Report how many lines hold the string "this". Give the number and nothing else.

=====

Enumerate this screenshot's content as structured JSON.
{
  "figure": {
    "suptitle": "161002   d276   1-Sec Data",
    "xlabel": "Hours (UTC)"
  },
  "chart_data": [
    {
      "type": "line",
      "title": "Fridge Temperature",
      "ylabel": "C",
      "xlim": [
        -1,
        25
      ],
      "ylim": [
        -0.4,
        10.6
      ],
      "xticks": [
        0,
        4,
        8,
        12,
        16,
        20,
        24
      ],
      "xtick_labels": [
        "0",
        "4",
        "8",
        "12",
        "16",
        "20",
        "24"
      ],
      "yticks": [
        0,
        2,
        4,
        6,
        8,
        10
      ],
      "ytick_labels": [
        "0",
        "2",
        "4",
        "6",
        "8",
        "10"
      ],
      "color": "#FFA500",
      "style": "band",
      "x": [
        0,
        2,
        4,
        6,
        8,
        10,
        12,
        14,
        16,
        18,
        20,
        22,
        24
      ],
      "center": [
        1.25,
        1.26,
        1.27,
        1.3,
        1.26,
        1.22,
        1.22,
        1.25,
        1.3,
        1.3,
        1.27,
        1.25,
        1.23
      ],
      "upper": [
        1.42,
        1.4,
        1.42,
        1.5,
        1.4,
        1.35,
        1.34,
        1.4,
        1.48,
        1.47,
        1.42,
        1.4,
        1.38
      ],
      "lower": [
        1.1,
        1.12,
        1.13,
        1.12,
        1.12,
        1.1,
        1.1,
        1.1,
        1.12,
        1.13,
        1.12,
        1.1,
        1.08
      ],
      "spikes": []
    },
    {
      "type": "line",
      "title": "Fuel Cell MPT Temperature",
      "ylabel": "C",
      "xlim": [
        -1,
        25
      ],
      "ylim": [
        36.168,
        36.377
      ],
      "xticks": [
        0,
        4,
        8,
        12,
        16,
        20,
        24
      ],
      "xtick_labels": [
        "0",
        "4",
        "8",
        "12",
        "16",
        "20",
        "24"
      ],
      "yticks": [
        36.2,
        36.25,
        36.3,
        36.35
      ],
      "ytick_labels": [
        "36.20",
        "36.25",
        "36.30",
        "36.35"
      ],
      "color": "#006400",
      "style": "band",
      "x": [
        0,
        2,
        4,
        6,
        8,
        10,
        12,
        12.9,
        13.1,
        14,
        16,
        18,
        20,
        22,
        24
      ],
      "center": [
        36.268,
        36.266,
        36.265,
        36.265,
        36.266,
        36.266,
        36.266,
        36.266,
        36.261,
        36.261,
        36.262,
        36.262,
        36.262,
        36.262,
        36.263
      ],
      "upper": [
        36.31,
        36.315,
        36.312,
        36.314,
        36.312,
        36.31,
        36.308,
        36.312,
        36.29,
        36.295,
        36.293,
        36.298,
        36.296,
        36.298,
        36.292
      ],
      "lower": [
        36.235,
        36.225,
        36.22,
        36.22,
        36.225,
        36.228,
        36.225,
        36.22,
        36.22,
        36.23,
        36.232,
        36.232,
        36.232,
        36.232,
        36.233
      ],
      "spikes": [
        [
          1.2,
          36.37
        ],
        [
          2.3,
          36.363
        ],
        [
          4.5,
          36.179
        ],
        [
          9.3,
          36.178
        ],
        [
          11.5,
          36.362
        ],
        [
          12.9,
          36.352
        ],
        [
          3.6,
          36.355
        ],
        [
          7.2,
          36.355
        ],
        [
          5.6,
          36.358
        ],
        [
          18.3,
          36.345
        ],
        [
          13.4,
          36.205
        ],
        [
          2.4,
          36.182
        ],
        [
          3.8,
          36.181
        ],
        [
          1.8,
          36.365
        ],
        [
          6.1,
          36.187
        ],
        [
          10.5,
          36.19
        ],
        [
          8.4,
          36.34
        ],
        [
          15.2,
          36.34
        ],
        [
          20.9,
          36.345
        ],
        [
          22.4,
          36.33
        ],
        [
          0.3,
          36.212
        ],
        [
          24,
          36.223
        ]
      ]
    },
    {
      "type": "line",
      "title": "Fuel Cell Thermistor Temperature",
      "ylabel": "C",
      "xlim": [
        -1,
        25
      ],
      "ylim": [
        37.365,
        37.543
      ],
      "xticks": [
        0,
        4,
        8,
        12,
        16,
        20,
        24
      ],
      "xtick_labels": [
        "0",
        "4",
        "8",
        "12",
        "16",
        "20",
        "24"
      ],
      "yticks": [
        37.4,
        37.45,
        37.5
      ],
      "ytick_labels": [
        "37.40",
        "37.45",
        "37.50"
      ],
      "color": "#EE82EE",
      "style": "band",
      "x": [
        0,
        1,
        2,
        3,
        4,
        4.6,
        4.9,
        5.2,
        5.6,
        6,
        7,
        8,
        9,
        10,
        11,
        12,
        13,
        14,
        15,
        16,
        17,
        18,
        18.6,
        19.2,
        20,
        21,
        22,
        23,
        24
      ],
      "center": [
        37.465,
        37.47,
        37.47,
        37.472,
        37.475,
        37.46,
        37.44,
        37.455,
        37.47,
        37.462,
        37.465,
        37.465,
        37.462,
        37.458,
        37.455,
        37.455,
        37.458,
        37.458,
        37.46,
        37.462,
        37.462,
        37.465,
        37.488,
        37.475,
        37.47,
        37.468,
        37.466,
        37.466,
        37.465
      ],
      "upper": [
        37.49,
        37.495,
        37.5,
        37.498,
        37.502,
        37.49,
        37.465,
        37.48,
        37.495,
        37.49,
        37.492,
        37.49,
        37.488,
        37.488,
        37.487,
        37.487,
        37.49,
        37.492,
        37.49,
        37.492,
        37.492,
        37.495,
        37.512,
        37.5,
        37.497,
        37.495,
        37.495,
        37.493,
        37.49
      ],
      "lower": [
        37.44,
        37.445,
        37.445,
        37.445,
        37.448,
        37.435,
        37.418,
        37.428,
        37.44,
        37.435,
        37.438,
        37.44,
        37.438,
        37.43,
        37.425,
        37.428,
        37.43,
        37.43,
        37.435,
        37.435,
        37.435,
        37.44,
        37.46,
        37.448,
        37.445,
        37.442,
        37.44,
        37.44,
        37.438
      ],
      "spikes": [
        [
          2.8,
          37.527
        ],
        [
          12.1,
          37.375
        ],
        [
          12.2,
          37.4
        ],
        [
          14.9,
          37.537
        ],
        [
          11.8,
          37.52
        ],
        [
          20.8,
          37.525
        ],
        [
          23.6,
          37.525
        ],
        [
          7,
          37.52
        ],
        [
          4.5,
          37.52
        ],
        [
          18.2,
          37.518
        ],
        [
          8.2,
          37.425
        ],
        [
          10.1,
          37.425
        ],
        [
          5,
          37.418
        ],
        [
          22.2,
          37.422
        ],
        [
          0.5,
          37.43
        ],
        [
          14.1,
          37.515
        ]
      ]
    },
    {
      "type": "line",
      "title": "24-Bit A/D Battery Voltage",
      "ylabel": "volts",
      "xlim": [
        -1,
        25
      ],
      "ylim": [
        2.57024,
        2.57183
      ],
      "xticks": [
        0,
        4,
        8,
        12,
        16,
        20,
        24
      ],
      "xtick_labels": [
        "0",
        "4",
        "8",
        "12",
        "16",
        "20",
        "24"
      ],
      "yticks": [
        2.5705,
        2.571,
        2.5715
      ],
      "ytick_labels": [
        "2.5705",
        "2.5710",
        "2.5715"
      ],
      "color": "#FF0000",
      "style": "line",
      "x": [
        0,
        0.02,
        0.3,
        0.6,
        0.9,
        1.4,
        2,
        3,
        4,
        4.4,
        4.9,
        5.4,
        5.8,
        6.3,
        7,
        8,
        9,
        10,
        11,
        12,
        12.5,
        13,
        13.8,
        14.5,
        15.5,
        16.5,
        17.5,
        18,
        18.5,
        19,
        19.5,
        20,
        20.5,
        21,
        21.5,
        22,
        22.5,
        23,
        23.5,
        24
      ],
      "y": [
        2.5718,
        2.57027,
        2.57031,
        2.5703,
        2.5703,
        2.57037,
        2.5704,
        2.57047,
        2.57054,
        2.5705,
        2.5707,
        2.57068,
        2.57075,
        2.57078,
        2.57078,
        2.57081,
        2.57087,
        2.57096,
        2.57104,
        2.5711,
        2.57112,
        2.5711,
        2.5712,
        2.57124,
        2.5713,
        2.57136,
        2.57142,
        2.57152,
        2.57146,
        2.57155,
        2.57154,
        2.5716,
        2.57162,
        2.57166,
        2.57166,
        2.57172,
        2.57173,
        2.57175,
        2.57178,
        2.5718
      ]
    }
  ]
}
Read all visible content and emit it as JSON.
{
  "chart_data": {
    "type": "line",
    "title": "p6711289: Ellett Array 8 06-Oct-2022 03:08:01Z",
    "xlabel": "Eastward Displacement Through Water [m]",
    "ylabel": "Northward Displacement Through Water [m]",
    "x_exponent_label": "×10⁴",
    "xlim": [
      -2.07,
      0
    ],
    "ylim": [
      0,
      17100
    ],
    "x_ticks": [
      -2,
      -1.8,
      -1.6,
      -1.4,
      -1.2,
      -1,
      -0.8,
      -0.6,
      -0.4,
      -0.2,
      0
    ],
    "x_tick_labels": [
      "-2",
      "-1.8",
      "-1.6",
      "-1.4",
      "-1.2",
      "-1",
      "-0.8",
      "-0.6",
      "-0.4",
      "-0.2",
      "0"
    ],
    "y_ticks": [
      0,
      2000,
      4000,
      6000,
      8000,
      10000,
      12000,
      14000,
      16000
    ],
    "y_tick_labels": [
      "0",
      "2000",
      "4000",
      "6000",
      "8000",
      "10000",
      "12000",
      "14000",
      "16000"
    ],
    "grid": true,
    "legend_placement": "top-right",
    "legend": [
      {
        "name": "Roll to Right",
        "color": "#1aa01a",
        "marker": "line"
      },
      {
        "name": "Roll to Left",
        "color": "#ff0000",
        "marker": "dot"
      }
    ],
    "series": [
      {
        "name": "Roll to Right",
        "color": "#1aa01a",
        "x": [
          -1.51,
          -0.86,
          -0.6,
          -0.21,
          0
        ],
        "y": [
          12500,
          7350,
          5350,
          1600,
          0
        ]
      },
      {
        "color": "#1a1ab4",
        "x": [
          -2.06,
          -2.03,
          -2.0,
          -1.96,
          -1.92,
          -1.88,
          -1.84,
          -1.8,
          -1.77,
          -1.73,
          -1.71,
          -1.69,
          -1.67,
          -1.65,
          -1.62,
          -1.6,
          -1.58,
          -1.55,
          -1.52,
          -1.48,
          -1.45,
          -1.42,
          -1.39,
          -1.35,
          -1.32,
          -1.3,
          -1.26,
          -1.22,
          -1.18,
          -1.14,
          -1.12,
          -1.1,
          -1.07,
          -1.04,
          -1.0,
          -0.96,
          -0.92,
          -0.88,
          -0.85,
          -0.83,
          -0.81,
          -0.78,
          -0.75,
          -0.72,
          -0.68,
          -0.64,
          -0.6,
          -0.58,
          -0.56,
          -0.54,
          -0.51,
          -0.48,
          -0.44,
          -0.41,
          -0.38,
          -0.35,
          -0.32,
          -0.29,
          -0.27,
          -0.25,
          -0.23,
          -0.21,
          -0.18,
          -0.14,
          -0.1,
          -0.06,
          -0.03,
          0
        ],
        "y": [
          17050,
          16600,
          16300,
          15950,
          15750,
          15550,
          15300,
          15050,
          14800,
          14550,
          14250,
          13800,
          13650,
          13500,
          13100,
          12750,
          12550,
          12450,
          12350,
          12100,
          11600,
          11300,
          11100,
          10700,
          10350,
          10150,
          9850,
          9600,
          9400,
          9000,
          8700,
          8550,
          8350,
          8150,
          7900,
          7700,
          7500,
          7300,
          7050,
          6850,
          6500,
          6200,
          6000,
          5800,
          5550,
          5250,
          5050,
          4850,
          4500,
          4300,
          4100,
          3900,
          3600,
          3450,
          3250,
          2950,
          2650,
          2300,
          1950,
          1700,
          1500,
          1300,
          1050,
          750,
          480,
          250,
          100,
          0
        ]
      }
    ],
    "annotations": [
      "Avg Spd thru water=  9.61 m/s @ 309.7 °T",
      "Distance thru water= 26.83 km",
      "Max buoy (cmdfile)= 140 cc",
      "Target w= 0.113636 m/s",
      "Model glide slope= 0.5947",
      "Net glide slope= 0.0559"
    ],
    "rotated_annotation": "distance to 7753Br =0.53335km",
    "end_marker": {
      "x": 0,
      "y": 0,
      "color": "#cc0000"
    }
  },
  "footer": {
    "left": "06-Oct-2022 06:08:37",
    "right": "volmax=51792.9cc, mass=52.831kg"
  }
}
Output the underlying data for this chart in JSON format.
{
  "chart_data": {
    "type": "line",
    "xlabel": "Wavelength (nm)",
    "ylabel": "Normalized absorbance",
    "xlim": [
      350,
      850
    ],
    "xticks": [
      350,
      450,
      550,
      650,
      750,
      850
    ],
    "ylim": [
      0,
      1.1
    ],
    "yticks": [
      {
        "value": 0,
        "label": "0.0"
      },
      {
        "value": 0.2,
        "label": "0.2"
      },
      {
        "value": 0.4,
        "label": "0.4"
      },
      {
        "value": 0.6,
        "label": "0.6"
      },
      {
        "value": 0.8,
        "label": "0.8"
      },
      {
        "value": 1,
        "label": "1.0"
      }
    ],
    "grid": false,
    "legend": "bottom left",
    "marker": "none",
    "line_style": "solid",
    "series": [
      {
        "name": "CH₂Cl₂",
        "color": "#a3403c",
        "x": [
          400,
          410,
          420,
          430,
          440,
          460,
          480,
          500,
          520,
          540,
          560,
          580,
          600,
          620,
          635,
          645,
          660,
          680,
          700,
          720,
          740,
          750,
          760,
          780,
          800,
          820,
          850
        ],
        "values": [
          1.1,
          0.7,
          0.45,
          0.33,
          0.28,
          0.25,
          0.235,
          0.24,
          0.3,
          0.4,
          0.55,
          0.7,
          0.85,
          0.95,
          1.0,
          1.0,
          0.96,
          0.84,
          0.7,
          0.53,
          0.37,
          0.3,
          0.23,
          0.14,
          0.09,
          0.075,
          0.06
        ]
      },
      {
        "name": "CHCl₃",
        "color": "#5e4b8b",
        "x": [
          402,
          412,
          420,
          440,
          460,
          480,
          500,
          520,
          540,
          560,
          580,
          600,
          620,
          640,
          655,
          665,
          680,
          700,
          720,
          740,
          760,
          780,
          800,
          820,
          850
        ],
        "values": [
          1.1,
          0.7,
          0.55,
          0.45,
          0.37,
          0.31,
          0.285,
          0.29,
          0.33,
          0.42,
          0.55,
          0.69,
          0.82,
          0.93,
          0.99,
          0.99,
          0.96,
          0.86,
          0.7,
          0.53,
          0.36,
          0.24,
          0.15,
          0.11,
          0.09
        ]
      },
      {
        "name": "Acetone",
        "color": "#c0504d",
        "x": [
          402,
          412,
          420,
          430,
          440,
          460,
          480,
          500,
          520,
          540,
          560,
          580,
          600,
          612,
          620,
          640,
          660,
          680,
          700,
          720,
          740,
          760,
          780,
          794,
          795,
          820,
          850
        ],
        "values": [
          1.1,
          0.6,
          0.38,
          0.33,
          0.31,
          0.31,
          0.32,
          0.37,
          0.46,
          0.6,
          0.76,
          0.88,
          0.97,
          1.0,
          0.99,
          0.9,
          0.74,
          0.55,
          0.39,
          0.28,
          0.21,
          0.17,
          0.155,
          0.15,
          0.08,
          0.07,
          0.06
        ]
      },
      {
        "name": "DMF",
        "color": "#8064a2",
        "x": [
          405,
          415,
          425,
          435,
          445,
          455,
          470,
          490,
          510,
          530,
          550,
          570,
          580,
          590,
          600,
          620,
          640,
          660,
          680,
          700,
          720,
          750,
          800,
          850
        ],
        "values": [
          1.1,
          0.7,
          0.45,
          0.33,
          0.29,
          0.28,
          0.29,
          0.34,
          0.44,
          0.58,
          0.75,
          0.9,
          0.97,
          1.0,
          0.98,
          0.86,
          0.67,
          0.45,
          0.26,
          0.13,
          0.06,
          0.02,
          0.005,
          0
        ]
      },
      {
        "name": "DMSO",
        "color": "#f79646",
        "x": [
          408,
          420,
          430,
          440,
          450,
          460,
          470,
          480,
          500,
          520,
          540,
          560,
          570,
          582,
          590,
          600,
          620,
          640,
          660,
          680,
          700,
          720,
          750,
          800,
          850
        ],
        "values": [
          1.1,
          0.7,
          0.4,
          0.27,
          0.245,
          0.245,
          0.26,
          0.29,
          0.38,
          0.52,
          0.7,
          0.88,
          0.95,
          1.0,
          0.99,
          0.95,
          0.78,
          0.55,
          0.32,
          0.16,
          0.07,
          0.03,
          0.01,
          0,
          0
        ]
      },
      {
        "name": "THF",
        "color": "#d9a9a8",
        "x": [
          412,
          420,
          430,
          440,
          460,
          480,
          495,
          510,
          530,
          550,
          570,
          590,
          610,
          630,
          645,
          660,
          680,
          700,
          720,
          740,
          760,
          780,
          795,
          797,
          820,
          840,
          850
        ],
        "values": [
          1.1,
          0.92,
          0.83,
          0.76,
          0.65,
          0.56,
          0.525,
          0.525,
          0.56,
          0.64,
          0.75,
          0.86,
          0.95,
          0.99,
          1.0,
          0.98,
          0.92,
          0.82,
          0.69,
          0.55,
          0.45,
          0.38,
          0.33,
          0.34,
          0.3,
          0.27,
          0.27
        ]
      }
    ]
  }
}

=====

# [WRITTEN ANSWER]
2